§ **Tarea por realizar**
Prosigue con la redacción del texto sobre los ancianos como tesoro de la Iglesia y de la sociedad, que aparece más abajo, a partir de su última oración.

§ **Texto fuente**
Esta realidad no nos puede dejar indiferentes y debemos recordar las palabras del papa Benedicto XVI en el Encuentro mundial de las familias de Valencia, cuando se refirió a los abuelos como «un tesoro que no podemos arrebatarles a las nuevas generaciones»

Con el presente Mensaje queremos subrayar que los ancianos son un verdadero tesoro para la Iglesia y para la sociedad.

Tesoro de la Iglesia

En la tradición de la Iglesia hay todo un bagaje de sabiduría que siempre ha sido la base de una cultura de cercanía a los ancianos, una disposición al acompañamiento afectuoso y solidario en la parte final de la vida.

§ **Sección de datos**
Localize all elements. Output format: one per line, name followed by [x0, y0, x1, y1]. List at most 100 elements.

§ **Respuesta del ejercicio**
Esta cultura se ha manifestado en las constantes intervenciones magisteriales y en múltiples iniciativas de caridad que a lo largo de la historia de la Iglesia han tenido a los ancianos como destinatarios y como protagonistas; entre estas iniciativas cabe señalar las realizadas por congregaciones religiosas al servicio de los ancianos, asilos, voluntariado… A principios del presente año tuvo lugar en el Vaticano el Congreso «La riqueza de los años», en el que se centró la atención en la pastoral de los ancianos.

En «álzate ante las canas y honra al anciano» (Lev 19, 32) es el mismo Señor de la Vida el que, a través de su Palabra, nos invita a venerar a los ancianos. Su conocimiento y su experiencia los convierten en personas dignas de ser consultadas: «¡Qué bien sienta a las canas el juicio, y a los ancianos saber aconsejar! ¡Qué bien sienta a los ancianos la sabiduría, y a los ilustres la reflexión y el consejo! La mucha experiencia es la corona de los ancianos, y su orgullo es el temor del Señor» (Eclo 25, 4-6).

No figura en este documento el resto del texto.